====== Material supplied ======
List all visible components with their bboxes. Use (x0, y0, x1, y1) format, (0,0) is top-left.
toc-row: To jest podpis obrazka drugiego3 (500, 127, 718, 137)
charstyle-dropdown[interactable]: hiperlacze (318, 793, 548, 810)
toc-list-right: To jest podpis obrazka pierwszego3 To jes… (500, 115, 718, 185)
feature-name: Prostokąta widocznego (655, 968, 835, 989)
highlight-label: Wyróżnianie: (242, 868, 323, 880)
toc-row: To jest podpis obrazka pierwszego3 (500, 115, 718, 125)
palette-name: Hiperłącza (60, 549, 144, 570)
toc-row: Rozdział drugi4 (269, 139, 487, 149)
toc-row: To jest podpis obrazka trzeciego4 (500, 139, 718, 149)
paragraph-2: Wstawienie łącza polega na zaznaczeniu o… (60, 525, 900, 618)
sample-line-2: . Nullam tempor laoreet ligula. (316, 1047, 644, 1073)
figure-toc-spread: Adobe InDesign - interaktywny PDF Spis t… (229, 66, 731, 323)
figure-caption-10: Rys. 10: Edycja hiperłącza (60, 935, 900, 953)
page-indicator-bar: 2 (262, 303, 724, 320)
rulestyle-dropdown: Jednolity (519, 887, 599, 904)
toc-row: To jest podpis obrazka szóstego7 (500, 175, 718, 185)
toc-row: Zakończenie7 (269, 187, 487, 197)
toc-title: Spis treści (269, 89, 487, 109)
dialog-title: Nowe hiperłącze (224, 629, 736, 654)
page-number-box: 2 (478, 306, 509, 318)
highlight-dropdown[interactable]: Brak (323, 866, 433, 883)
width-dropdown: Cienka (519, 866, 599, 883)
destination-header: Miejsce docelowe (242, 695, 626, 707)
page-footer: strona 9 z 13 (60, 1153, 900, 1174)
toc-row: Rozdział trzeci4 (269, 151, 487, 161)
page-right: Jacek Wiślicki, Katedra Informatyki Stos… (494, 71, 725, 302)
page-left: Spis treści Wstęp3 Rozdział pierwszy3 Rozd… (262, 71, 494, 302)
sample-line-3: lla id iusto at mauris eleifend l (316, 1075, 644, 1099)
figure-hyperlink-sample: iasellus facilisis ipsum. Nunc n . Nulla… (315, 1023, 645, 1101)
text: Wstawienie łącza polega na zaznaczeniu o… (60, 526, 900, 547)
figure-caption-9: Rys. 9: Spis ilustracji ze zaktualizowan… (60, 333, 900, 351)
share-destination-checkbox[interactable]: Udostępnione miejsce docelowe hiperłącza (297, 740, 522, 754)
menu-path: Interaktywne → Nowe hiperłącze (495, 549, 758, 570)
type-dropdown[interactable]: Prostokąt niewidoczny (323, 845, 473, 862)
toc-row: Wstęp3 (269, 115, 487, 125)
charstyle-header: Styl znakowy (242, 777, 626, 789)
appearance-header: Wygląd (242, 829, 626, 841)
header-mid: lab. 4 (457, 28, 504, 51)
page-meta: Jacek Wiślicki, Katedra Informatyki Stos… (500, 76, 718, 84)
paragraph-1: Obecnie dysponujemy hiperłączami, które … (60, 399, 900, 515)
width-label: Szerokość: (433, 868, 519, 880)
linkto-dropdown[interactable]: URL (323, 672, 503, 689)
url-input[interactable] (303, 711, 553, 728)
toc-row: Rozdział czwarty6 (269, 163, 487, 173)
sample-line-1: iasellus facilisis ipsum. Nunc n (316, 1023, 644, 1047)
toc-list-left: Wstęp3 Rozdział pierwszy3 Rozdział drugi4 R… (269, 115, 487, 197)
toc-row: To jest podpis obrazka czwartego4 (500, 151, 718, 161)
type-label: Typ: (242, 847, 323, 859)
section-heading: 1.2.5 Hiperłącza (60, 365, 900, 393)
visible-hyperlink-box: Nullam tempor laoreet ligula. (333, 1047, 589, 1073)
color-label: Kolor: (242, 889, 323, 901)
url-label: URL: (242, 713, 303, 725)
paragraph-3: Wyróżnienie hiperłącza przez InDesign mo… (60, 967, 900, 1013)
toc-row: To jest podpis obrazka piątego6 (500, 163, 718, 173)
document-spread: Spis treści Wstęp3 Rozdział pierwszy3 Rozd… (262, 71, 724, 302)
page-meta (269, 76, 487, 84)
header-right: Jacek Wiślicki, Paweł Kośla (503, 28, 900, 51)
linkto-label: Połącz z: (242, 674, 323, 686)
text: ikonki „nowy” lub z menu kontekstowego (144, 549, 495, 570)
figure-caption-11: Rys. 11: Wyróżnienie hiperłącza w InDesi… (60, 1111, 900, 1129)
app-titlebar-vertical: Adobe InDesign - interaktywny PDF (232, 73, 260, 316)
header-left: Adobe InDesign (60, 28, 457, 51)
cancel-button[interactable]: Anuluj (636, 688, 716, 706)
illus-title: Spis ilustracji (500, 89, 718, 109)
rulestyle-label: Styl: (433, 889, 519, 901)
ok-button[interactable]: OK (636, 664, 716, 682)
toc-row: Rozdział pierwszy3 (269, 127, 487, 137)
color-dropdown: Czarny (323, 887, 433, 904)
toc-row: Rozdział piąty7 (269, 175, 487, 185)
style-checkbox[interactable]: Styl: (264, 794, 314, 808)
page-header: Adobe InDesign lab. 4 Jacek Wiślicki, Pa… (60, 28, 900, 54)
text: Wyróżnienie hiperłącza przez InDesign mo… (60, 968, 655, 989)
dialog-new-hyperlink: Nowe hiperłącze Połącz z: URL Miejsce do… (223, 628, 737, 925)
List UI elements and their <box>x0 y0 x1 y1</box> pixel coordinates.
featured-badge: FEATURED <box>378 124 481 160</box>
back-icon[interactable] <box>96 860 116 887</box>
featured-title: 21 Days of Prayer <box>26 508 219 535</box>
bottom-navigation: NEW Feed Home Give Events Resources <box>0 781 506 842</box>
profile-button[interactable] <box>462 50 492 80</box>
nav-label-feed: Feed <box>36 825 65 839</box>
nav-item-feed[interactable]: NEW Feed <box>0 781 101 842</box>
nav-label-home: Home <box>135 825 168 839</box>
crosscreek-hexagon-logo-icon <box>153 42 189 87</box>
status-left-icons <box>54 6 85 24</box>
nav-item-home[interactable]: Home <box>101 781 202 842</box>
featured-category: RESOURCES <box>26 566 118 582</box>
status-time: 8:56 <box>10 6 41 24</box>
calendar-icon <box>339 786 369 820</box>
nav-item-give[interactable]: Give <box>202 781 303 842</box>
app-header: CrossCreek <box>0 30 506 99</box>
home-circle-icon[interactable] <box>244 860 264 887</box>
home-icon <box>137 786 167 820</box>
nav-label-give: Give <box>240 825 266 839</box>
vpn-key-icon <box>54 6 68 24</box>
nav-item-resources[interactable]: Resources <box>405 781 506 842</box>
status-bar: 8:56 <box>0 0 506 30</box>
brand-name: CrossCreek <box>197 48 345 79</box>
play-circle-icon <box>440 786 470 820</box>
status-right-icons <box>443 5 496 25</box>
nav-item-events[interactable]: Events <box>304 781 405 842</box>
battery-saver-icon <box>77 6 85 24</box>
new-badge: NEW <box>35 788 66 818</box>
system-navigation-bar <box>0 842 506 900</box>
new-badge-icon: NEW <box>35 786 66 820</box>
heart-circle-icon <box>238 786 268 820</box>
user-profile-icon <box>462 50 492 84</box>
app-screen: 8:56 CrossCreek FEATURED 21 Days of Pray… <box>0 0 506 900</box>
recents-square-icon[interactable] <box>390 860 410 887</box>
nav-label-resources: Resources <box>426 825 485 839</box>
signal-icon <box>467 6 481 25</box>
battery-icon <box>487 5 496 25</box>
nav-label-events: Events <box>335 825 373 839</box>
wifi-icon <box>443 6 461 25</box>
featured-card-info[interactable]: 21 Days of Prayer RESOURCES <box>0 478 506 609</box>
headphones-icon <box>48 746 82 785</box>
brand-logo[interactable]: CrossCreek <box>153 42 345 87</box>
======
Arrange everything from the start of the items above down to the line containing "palette-name: Hiperłącza (60, 549, 144, 570)" as a numbered list, including both of those lines and leaving out any blank lines.

__Task answer__.
1. List all visible components with their bboxes. Use (x0, y0, x1, y1) format, (0,0) is top-left.
2. toc-row: To jest podpis obrazka drugiego3 (500, 127, 718, 137)
3. charstyle-dropdown[interactable]: hiperlacze (318, 793, 548, 810)
4. toc-list-right: To jest podpis obrazka pierwszego3 To jes… (500, 115, 718, 185)
5. feature-name: Prostokąta widocznego (655, 968, 835, 989)
6. highlight-label: Wyróżnianie: (242, 868, 323, 880)
7. toc-row: To jest podpis obrazka pierwszego3 (500, 115, 718, 125)
8. palette-name: Hiperłącza (60, 549, 144, 570)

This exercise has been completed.